Data listing:
## BEGIN

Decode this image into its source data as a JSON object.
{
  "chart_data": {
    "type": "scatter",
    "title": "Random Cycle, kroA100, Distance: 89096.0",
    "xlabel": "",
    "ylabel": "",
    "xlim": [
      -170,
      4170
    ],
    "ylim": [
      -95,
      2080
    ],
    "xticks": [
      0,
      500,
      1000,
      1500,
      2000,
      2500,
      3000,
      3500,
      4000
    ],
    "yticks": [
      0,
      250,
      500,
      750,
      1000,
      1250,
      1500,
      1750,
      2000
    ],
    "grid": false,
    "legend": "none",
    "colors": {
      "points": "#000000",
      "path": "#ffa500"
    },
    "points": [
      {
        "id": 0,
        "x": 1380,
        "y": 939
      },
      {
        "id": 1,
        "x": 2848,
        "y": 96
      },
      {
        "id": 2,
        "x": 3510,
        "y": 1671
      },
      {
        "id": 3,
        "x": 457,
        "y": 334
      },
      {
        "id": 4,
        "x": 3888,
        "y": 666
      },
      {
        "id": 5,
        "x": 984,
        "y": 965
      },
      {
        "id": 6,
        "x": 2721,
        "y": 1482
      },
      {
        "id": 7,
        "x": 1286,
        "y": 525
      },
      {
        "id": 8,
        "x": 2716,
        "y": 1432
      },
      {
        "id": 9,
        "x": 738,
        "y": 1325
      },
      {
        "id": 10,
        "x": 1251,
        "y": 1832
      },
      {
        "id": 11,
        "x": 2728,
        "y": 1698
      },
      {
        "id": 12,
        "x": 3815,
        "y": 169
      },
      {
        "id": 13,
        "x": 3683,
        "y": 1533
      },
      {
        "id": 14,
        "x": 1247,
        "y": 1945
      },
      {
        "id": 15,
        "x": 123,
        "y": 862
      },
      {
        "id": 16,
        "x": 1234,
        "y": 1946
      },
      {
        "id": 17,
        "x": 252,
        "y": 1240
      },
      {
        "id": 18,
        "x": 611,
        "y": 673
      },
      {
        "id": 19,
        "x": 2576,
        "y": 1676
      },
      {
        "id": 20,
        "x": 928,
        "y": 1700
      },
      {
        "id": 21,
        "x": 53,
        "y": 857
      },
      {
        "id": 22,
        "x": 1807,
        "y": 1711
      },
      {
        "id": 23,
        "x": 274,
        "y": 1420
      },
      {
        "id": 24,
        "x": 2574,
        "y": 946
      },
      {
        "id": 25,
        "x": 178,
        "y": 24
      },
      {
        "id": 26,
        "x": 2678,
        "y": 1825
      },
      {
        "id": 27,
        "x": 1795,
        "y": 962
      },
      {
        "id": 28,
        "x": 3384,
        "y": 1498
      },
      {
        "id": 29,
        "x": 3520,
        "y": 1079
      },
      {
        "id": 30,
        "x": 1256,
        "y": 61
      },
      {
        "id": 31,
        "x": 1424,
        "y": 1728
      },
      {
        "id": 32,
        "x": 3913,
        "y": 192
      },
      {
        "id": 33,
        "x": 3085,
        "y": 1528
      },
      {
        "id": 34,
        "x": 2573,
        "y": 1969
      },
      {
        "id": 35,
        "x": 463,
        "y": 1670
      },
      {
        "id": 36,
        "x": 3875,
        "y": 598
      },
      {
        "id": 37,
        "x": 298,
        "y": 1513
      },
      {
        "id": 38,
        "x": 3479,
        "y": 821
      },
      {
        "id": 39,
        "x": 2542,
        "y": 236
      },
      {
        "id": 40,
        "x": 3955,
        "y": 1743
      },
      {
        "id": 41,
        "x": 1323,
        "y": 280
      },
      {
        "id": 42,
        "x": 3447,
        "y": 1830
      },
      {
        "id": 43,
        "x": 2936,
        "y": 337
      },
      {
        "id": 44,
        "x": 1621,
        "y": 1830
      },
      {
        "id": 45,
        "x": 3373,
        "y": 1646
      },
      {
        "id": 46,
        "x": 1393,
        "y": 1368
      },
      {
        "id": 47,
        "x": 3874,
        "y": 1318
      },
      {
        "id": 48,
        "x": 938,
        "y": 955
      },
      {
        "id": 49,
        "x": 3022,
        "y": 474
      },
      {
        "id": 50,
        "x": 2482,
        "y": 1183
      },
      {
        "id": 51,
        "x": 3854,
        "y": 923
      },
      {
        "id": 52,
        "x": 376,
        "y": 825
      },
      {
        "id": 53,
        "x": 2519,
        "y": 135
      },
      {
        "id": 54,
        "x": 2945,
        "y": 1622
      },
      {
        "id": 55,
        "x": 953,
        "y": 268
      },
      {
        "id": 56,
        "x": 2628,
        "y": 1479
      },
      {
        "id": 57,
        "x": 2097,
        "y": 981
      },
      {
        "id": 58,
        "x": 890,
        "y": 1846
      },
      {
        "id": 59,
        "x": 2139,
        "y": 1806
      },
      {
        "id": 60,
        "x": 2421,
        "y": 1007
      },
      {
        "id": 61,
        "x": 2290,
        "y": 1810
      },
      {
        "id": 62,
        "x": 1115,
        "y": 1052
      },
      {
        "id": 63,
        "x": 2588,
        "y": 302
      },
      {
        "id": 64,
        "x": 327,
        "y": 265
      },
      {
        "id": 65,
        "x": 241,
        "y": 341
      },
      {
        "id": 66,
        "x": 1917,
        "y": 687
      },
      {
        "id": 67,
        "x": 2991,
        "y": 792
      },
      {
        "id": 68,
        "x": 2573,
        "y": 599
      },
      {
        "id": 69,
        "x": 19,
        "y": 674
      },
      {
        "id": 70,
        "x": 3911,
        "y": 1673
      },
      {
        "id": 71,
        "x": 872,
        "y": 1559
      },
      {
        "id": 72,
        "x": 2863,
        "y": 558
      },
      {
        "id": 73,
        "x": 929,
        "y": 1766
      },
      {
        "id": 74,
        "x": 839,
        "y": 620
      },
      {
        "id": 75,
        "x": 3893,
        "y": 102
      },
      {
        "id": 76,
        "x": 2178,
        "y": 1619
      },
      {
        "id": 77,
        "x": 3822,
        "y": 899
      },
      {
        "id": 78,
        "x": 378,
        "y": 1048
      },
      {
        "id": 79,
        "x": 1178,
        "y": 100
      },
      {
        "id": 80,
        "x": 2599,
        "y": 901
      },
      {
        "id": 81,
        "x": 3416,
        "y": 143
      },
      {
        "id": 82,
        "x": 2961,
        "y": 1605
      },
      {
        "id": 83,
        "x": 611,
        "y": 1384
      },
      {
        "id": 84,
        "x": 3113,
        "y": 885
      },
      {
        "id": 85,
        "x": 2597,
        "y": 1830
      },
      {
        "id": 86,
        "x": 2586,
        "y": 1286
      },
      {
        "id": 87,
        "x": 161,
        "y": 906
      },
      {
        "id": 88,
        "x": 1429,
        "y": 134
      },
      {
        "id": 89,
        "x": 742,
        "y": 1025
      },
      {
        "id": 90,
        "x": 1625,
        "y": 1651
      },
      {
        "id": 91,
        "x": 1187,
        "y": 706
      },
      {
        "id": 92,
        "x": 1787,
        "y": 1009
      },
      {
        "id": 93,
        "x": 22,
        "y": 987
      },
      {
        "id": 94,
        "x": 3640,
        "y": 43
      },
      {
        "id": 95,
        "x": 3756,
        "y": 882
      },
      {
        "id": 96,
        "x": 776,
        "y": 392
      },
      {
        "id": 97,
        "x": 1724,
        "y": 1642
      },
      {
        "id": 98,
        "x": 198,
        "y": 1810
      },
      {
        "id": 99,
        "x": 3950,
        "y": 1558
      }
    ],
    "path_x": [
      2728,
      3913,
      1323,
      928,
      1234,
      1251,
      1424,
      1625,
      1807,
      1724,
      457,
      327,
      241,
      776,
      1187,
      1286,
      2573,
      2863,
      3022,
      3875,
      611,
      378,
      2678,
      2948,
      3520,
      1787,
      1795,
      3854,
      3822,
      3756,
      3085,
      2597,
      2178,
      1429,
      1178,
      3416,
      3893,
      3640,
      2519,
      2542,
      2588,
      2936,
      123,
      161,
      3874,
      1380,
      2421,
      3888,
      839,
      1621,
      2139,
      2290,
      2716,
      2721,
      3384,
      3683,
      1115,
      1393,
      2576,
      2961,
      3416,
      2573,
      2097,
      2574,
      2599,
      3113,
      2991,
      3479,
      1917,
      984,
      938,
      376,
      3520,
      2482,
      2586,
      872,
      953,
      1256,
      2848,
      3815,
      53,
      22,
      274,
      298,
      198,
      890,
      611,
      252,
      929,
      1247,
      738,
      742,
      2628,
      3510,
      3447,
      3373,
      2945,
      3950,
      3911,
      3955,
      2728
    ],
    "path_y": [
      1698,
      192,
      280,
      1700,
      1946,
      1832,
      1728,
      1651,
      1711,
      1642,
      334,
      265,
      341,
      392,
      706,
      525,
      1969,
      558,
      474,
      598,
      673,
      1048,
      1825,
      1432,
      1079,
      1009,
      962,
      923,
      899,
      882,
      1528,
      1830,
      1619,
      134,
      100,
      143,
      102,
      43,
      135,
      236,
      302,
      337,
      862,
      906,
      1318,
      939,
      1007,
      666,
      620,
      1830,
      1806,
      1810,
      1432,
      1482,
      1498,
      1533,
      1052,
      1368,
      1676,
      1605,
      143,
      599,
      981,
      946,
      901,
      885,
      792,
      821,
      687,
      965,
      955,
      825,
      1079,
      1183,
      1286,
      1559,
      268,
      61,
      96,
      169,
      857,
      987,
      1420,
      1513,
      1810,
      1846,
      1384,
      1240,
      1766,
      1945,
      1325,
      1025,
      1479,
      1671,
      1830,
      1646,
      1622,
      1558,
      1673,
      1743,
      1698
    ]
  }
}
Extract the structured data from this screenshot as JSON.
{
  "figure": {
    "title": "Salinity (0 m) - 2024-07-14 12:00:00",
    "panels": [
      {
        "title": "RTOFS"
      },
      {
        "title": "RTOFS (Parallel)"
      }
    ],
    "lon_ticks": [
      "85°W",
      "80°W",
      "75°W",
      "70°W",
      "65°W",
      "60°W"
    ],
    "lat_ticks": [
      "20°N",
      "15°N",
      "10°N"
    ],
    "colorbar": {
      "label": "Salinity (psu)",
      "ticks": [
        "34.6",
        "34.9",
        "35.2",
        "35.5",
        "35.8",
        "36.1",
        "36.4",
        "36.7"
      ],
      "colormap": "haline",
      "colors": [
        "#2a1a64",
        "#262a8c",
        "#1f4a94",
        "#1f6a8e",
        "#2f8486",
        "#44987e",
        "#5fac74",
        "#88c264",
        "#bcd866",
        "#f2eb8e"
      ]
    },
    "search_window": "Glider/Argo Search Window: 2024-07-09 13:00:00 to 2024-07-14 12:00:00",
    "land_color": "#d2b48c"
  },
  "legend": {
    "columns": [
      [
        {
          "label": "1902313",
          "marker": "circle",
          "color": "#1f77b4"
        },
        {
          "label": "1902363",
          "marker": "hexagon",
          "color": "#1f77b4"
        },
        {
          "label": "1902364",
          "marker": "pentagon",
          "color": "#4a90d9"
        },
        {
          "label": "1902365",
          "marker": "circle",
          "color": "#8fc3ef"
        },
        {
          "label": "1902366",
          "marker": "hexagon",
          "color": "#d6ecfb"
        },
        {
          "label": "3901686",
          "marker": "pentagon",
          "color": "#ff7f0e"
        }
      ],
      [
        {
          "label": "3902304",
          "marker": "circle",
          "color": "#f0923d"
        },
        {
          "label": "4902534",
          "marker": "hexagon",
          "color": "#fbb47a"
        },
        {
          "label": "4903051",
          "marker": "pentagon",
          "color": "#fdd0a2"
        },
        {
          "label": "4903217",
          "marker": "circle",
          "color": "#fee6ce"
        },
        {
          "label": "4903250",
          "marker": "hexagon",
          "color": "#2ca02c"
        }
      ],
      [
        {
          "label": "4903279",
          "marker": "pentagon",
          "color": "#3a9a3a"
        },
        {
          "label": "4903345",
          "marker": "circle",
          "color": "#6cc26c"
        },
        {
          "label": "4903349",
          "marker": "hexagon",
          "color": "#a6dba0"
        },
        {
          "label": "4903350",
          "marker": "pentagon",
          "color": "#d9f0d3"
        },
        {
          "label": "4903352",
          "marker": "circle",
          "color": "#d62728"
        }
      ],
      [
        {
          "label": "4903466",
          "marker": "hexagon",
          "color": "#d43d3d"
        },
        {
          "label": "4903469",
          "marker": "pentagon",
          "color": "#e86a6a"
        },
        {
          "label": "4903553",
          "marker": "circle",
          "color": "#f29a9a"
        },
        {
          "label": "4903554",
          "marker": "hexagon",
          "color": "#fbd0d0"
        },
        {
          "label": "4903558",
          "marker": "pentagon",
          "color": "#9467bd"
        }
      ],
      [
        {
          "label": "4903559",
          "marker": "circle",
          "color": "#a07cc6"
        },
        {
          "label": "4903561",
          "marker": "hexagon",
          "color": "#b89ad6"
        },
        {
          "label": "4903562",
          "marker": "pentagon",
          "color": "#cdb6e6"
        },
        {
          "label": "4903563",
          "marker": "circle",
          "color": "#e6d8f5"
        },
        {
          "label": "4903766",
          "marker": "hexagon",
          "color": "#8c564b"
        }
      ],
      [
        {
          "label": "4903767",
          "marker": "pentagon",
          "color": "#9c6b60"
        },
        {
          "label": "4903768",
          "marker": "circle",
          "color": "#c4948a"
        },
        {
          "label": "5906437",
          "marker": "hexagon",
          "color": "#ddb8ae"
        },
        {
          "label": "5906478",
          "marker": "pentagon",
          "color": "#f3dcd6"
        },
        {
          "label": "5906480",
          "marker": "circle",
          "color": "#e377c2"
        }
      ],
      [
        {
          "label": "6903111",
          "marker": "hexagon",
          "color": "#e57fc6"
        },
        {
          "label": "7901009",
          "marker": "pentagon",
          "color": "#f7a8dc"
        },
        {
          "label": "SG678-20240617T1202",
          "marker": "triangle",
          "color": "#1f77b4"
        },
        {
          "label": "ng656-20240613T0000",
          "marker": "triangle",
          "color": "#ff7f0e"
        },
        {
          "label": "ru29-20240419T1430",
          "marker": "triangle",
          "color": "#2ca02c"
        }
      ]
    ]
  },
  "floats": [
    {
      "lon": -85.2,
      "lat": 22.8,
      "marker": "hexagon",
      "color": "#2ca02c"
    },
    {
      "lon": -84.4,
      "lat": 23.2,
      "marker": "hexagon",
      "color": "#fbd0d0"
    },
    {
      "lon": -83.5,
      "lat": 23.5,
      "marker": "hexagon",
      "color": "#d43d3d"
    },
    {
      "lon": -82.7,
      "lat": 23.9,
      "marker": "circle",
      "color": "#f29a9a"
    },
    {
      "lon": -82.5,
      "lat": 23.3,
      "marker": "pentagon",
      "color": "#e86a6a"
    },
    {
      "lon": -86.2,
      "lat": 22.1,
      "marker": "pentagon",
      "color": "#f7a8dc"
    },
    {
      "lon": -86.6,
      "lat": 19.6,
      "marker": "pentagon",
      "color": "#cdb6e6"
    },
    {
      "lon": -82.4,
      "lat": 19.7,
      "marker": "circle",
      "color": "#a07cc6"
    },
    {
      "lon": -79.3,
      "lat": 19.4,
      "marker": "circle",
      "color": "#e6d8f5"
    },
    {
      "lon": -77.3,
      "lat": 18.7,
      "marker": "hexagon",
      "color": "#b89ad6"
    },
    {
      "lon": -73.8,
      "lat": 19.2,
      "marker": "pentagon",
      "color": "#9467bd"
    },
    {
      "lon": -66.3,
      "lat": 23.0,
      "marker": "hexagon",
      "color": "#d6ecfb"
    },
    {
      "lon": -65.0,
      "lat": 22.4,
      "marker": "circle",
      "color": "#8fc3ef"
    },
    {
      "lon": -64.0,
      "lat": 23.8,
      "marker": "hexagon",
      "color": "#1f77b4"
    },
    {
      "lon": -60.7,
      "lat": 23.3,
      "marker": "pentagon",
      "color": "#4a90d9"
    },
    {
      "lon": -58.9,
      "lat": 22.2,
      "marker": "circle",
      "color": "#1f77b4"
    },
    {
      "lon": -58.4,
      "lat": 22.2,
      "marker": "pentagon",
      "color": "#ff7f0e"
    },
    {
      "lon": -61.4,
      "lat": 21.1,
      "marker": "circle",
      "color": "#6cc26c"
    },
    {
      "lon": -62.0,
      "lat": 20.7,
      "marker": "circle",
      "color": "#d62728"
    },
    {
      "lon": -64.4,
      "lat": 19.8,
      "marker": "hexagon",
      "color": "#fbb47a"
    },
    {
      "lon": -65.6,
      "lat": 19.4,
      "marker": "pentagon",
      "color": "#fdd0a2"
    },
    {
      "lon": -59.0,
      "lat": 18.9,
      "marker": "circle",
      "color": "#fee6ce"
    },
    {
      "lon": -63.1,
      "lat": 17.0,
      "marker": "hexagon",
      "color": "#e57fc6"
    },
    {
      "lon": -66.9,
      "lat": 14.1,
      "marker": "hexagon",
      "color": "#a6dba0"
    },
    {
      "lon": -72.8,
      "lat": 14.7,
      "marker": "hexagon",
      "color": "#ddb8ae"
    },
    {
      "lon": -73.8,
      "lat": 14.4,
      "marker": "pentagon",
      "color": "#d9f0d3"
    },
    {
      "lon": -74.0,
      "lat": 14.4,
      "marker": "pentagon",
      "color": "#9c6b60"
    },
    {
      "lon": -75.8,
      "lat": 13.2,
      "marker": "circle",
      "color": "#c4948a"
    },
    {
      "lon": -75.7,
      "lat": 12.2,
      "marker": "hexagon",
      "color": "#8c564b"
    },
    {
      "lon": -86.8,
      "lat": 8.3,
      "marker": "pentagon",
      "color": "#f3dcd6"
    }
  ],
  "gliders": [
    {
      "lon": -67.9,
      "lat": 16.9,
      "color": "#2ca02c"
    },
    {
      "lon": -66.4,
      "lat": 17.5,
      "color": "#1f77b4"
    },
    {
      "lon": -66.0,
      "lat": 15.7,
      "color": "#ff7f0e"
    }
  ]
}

## END

*Exercise aim*
Only lines with the word "this" should be collected from the material.

*Reply to the task*
Decode this image into its source data as a JSON object.
Extract the structured data from this screenshot as JSON.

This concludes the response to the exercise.